* **ENTRIES SHOWN**

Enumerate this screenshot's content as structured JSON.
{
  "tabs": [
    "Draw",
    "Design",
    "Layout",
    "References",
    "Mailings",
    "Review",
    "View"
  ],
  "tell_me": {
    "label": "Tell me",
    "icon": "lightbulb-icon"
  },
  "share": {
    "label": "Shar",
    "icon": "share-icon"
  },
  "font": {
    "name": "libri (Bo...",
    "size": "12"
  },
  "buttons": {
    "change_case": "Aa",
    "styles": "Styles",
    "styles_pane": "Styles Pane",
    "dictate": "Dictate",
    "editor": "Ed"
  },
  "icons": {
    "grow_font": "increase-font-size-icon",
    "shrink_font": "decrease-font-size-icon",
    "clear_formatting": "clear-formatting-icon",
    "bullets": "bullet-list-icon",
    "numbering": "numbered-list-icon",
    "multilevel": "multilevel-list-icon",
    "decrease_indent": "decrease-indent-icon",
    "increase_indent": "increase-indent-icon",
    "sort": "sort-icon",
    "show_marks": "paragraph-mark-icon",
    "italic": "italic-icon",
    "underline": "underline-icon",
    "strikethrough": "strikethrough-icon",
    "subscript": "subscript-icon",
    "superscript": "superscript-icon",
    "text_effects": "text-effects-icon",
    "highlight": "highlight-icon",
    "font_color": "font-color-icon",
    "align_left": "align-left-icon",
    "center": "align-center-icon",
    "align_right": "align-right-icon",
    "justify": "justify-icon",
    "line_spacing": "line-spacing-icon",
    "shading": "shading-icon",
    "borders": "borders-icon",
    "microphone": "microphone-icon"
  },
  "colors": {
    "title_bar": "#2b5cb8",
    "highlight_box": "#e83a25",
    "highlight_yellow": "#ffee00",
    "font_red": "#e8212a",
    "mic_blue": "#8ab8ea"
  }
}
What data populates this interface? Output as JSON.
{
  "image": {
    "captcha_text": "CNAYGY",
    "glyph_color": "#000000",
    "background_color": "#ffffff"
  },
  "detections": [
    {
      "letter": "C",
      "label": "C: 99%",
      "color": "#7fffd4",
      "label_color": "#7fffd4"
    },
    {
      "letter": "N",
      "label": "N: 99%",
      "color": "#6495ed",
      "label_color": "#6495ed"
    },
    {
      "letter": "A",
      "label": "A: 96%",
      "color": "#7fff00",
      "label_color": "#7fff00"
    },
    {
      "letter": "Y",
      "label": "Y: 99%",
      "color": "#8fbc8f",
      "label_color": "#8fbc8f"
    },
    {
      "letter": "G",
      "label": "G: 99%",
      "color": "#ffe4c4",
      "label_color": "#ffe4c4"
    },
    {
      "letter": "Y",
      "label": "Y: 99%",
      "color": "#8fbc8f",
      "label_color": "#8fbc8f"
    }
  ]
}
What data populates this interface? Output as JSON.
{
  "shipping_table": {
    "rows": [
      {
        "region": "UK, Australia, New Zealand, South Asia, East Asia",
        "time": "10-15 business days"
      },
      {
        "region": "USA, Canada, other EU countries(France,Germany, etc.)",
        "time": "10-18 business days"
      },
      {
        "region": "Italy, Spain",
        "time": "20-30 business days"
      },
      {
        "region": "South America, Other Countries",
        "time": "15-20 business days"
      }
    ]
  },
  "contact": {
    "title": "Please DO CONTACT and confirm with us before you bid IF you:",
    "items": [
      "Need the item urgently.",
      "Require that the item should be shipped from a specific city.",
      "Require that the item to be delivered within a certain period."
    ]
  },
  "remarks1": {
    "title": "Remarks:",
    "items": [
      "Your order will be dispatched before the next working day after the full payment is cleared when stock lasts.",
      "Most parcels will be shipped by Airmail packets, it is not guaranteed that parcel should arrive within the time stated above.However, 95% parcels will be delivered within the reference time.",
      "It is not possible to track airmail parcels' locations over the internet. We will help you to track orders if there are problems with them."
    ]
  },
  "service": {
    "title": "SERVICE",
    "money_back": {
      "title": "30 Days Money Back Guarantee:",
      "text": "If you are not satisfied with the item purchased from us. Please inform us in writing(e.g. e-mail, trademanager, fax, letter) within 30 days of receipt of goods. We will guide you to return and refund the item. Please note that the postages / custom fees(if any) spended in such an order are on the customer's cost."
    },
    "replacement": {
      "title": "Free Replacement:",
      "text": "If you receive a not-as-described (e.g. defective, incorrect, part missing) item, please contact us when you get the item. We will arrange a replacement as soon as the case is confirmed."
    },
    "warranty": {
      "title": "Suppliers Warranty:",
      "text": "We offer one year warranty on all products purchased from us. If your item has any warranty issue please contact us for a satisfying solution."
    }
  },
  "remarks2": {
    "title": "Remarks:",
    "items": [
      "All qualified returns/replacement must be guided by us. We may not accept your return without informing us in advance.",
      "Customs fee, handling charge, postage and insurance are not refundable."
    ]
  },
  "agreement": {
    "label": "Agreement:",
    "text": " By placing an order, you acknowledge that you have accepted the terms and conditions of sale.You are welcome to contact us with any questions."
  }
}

* **TASK STATEMENT**
Each line in the data that holds the string "South" should be found and copied.

* **OUTPUT**
        "region": "UK, Australia, New Zealand, South Asia, East Asia",
        "region": "South America, Other Countries",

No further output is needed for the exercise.